Source material:
┌──
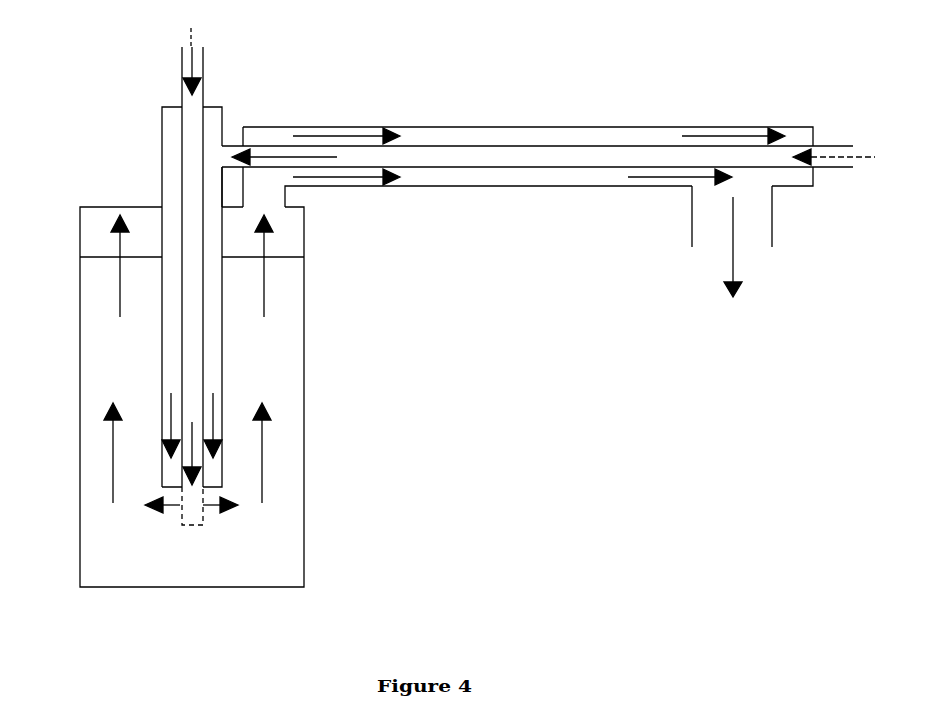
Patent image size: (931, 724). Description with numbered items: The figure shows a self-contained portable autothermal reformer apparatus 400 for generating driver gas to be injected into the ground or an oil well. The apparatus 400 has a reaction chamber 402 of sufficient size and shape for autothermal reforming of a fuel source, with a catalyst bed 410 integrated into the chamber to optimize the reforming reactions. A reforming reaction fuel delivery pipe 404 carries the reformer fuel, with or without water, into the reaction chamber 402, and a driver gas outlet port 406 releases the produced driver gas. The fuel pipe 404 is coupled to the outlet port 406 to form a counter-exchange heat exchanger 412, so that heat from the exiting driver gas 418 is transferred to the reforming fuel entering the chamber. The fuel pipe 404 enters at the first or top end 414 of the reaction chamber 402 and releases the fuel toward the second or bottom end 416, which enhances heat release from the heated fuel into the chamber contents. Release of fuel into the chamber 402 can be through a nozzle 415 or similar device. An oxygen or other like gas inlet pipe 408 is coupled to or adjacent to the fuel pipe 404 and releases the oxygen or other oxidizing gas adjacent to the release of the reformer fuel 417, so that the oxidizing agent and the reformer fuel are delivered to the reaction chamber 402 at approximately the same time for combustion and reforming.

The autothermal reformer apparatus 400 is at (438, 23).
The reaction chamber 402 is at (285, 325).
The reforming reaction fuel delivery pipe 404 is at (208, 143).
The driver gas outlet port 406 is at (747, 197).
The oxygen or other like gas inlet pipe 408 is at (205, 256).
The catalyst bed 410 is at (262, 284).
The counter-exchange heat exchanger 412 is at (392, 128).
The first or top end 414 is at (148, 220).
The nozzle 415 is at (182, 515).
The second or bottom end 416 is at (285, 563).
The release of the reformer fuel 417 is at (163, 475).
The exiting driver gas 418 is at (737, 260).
└──
What you are asked to do:
Please convert the records above into a two-column CSV with the header row text,answer. Give one row per record: its text goes in the text column and its answer in the answer column. Put each field in double quotes and replace line breaks with spaces. Leave the pictures out.

Written reply:
text,answer
"Patent image size: (931, 724). Description with numbered items: The figure shows a self-contained portable autothermal reformer apparatus 400 for generating driver gas to be injected into the ground or an oil well. The apparatus 400 has a reaction chamber 402 of sufficient size and shape for autothermal reforming of a fuel source, with a catalyst bed 410 integrated into the chamber to optimize the reforming reactions. A reforming reaction fuel delivery pipe 404 carries the reformer fuel, with or without water, into the reaction chamber 402, and a driver gas outlet port 406 releases the produced driver gas. The fuel pipe 404 is coupled to the outlet port 406 to form a counter-exchange heat exchanger 412, so that heat from the exiting driver gas 418 is transferred to the reforming fuel entering the chamber. The fuel pipe 404 enters at the first or top end 414 of the reaction chamber 402 and releases the fuel toward the second or bottom end 416, which enhances heat release from the heated fuel into the chamber contents. Release of fuel into the chamber 402 can be through a nozzle 415 or similar device. An oxygen or other like gas inlet pipe 408 is coupled to or adjacent to the fuel pipe 404 and releases the oxygen or other oxidizing gas adjacent to the release of the reformer fuel 417, so that the oxidizing agent and the reformer fuel are delivered to the reaction chamber 402 at approximately the same time for combustion and reforming.","The autothermal reformer apparatus 400 is at (438, 23). The reaction chamber 402 is at (285, 325). The reforming reaction fuel delivery pipe 404 is at (208, 143). The driver gas outlet port 406 is at (747, 197). The oxygen or other like gas inlet pipe 408 is at (205, 256). The catalyst bed 410 is at (262, 284). The counter-exchange heat exchanger 412 is at (392, 128). The first or top end 414 is at (148, 220). The nozzle 415 is at (182, 515). The second or bottom end 416 is at (285, 563). The release of the reformer fuel 417 is at (163, 475). The exiting driver gas 418 is at (737, 260)."